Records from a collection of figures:
================================
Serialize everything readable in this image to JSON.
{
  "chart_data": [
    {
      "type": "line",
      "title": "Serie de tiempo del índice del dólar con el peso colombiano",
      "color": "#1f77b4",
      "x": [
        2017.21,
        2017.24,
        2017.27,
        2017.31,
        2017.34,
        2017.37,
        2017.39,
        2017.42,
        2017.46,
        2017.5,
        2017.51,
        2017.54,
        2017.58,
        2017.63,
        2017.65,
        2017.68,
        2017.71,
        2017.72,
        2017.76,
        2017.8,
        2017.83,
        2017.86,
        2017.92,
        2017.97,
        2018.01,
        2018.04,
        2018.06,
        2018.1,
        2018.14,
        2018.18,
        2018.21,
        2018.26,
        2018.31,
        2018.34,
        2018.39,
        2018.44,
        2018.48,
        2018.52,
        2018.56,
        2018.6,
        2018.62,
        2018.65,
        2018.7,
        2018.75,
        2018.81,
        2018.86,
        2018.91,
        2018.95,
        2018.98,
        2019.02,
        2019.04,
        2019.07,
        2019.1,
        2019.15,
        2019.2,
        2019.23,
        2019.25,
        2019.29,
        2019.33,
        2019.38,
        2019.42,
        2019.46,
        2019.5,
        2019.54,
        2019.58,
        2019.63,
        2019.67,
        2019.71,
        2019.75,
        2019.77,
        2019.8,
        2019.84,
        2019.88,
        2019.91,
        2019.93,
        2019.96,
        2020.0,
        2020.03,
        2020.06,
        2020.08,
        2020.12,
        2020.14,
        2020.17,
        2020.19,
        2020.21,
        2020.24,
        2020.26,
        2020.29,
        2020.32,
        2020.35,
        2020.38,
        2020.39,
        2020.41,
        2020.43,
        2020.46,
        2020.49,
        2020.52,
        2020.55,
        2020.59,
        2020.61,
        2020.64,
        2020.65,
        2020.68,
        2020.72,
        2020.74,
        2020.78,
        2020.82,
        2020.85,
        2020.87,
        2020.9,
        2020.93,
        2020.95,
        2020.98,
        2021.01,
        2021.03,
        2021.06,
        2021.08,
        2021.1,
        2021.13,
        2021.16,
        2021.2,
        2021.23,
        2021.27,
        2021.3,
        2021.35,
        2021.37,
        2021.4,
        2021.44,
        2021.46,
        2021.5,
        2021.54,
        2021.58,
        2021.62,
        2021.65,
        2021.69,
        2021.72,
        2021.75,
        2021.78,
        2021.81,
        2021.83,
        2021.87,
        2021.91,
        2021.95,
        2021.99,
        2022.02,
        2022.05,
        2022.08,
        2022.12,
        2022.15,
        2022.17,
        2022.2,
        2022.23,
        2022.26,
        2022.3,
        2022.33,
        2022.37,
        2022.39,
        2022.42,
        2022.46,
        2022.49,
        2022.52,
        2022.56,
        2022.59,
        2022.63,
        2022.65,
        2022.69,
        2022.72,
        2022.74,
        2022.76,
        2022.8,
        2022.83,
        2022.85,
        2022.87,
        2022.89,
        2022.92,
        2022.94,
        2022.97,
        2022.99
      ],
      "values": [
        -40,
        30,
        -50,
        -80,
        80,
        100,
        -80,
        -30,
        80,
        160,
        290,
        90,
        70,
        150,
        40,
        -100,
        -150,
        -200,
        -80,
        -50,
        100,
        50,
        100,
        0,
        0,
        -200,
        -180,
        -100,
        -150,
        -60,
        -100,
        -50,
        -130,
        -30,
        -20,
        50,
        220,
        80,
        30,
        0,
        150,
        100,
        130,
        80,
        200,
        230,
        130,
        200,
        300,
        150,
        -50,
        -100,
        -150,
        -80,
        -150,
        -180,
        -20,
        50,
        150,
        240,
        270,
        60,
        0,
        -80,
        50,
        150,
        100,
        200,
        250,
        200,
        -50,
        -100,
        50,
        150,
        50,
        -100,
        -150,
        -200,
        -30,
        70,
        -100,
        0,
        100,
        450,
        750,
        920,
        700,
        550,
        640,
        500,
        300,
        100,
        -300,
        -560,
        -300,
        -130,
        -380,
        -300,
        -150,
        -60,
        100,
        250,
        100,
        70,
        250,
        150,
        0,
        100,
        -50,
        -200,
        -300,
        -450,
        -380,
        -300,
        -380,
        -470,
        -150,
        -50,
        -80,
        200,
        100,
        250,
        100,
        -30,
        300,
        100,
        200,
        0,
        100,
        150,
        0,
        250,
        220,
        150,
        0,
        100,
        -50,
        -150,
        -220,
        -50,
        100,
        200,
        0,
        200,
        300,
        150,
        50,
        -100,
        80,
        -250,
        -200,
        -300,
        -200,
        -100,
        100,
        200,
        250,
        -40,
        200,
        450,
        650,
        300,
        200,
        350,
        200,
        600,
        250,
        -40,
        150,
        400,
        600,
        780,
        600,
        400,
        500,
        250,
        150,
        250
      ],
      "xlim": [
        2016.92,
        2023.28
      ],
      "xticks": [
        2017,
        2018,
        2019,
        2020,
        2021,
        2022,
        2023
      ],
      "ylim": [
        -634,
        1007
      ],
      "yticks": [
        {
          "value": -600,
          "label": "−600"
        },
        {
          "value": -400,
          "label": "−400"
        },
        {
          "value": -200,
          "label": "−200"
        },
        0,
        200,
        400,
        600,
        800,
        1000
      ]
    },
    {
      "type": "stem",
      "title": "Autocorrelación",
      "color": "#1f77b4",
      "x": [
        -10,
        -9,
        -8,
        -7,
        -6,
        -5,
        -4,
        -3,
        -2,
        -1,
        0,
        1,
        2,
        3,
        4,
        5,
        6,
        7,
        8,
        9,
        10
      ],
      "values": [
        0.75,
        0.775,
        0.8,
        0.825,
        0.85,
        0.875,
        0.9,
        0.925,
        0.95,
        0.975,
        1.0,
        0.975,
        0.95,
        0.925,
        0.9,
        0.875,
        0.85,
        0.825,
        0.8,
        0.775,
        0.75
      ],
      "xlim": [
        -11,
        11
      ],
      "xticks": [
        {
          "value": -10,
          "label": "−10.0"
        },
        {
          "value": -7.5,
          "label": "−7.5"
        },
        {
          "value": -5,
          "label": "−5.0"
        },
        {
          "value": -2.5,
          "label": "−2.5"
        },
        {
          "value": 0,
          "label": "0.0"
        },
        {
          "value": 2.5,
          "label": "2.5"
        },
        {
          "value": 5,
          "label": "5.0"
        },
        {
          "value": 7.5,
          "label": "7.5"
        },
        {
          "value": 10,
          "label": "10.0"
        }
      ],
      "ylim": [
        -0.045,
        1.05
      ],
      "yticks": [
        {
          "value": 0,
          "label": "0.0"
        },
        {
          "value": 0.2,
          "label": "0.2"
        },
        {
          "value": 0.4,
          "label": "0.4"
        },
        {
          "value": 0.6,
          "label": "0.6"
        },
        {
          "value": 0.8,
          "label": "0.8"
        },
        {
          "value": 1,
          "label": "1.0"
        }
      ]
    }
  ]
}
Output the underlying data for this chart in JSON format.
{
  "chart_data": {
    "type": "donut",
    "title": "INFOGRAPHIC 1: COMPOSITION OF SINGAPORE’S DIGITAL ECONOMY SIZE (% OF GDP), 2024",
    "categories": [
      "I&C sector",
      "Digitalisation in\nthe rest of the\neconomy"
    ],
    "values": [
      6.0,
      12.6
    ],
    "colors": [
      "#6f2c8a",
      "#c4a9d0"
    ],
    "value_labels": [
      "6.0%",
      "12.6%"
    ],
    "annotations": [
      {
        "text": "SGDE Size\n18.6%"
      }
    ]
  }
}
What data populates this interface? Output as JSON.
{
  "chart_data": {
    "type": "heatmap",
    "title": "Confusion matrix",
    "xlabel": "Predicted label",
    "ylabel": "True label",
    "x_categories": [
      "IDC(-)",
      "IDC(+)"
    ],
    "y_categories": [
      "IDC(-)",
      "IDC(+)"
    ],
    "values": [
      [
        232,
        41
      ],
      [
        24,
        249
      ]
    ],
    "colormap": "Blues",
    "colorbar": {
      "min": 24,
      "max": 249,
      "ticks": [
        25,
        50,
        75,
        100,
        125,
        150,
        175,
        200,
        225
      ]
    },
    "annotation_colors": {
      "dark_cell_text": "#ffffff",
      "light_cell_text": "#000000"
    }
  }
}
================================
Exactly reproduce the lines from the one containing "What data populates" through the end of the records, and only those lines.

What data populates this interface? Output as JSON.
{
  "chart_data": {
    "type": "heatmap",
    "title": "Confusion matrix",
    "xlabel": "Predicted label",
    "ylabel": "True label",
    "x_categories": [
      "IDC(-)",
      "IDC(+)"
    ],
    "y_categories": [
      "IDC(-)",
      "IDC(+)"
    ],
    "values": [
      [
        232,
        41
      ],
      [
        24,
        249
      ]
    ],
    "colormap": "Blues",
    "colorbar": {
      "min": 24,
      "max": 249,
      "ticks": [
        25,
        50,
        75,
        100,
        125,
        150,
        175,
        200,
        225
      ]
    },
    "annotation_colors": {
      "dark_cell_text": "#ffffff",
      "light_cell_text": "#000000"
    }
  }
}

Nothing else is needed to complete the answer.